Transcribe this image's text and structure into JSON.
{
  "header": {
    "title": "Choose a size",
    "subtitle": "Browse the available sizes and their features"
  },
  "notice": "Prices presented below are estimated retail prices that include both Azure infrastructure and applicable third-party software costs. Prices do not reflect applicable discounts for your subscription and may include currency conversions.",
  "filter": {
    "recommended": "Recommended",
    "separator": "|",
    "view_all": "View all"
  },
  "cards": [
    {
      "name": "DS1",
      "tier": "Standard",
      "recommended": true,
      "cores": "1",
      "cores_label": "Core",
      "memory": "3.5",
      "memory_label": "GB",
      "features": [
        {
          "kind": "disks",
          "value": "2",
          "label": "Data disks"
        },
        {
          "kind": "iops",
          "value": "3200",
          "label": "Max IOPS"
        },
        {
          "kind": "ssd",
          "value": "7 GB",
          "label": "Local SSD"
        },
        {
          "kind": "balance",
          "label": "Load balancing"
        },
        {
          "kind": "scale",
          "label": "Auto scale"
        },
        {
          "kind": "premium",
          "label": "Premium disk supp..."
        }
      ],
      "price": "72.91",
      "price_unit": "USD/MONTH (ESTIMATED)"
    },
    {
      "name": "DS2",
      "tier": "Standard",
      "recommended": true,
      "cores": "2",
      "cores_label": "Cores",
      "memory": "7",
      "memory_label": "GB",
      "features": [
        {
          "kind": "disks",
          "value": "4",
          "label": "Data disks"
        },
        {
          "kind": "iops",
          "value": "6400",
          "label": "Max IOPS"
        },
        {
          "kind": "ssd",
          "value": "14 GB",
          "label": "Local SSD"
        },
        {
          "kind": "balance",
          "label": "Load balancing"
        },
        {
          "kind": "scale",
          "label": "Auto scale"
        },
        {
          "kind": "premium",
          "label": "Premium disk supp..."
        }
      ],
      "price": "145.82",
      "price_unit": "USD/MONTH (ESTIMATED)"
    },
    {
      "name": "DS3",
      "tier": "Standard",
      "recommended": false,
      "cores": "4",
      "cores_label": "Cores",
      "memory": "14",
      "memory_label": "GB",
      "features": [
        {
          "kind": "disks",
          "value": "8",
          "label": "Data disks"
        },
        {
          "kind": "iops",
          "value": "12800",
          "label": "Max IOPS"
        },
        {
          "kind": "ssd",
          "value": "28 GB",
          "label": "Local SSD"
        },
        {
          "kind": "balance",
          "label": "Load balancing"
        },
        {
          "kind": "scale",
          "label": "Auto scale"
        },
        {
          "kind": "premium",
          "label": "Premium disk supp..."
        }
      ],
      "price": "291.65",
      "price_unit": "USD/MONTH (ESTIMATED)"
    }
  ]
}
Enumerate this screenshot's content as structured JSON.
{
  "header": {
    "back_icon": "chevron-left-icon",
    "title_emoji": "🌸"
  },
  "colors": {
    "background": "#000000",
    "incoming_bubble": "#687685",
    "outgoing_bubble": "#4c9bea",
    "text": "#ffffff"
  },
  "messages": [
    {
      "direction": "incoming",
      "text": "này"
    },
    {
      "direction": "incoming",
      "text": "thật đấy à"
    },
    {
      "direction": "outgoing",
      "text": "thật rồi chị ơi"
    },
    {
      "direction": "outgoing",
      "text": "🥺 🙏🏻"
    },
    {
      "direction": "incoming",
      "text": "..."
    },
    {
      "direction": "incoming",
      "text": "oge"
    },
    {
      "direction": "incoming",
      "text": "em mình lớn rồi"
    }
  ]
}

....

Problem details:
Show the lines that mention the word "this".

Exercise result:
Transcribe this image's text and structure into JSON.
Enumerate this screenshot's content as structured JSON.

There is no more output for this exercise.